> **What the task asks**:
Provide only the number of lines in the listing that contain the string "ساله".

Data records
+===+
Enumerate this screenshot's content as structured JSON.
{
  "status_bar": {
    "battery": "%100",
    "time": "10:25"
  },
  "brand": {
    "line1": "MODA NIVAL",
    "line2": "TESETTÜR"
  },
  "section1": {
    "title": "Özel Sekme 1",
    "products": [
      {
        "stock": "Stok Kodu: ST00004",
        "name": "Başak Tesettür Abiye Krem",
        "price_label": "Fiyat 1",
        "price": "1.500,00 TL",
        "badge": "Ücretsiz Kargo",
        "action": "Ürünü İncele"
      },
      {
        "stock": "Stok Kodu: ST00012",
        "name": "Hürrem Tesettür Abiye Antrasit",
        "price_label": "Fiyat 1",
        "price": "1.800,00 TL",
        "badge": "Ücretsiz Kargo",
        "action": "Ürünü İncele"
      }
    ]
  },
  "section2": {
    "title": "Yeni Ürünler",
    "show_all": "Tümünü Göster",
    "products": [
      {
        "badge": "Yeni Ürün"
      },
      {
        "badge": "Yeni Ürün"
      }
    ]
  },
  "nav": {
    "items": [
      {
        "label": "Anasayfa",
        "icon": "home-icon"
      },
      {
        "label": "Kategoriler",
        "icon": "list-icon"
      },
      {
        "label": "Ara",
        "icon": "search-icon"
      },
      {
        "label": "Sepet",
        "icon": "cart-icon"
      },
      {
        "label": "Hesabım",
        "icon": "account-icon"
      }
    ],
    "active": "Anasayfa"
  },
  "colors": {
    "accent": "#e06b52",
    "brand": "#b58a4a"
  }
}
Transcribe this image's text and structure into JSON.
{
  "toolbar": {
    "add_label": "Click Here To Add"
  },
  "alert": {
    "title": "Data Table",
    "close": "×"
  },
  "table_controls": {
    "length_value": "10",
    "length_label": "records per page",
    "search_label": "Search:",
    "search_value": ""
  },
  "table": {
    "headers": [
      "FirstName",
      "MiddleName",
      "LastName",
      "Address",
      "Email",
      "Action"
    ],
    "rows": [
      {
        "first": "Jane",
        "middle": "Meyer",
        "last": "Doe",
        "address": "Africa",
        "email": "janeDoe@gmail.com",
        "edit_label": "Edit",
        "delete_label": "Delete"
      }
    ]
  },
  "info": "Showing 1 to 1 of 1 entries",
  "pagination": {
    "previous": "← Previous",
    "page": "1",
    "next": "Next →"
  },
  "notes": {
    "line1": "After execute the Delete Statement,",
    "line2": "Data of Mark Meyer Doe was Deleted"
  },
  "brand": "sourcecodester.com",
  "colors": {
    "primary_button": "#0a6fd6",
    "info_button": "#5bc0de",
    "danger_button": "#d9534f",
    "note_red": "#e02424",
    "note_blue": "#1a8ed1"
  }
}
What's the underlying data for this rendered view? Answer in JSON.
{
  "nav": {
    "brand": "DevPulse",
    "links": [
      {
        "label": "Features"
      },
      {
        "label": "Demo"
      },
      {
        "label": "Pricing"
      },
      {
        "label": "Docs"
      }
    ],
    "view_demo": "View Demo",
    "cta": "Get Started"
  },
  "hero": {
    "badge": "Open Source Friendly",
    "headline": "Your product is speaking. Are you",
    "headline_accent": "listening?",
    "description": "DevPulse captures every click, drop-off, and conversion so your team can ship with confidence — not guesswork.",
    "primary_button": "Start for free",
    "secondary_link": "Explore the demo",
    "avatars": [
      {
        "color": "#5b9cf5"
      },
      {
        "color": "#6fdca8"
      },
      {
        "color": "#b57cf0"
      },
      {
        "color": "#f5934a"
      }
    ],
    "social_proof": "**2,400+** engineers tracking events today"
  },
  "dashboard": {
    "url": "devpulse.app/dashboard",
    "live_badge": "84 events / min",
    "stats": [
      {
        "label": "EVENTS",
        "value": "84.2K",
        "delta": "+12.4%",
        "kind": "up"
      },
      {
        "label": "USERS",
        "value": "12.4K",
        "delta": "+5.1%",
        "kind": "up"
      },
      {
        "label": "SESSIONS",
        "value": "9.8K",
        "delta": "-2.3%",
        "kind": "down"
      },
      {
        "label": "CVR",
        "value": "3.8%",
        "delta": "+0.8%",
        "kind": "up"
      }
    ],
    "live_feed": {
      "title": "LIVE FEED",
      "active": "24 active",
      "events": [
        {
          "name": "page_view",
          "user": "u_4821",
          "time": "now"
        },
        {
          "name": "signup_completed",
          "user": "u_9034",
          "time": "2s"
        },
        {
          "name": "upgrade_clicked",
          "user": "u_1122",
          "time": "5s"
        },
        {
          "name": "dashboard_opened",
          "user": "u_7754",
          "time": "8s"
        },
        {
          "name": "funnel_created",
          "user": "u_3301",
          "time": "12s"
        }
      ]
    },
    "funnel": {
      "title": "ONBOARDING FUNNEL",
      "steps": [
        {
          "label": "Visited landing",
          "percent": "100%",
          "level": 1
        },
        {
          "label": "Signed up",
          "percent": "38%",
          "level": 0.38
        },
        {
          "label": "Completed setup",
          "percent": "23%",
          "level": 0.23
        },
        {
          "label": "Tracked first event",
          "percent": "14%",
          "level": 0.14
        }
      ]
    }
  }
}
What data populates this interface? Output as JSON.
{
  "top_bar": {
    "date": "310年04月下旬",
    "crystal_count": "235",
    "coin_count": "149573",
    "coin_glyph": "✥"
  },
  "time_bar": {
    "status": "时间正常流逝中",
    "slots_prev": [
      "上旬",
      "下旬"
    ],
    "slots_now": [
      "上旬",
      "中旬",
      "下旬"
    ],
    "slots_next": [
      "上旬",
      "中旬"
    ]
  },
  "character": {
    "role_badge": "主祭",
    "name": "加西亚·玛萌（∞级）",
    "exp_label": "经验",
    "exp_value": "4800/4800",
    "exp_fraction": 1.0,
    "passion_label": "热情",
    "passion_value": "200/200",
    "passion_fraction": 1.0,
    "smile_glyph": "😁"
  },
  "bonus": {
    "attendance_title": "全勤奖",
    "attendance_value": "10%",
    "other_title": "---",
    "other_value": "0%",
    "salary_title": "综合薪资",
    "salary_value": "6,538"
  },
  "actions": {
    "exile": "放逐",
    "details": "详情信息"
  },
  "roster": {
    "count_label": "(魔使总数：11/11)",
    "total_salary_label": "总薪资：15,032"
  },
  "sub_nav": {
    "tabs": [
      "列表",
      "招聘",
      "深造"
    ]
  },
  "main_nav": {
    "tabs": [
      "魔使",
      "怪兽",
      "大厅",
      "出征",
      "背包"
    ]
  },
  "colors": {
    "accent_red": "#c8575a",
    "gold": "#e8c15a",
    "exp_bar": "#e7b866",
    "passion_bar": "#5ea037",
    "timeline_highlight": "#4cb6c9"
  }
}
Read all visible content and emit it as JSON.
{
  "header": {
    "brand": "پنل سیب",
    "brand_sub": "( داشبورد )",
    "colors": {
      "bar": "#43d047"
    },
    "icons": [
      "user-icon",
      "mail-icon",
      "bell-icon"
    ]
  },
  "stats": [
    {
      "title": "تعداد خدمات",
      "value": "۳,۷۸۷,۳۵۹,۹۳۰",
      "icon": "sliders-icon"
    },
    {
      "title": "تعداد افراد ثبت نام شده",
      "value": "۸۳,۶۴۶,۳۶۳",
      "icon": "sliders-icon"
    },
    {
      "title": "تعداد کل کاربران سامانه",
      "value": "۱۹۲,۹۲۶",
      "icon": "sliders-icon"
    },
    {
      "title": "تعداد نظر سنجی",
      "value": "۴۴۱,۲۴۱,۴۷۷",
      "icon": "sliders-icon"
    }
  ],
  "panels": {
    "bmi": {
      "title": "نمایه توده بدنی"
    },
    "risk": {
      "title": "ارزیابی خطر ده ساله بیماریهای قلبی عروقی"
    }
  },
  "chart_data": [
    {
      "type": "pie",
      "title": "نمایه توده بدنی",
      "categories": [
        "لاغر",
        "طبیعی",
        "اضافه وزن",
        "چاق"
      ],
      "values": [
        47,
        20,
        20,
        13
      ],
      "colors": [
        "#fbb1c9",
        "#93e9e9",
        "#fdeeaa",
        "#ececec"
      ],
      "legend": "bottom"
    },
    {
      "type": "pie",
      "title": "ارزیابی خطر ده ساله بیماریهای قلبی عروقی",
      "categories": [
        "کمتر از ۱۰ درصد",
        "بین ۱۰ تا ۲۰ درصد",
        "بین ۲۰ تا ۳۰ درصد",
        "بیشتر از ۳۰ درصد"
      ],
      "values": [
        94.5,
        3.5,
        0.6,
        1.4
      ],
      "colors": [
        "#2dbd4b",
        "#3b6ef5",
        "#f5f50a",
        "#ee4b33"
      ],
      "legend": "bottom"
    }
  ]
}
+===+
> **Written solution**:
2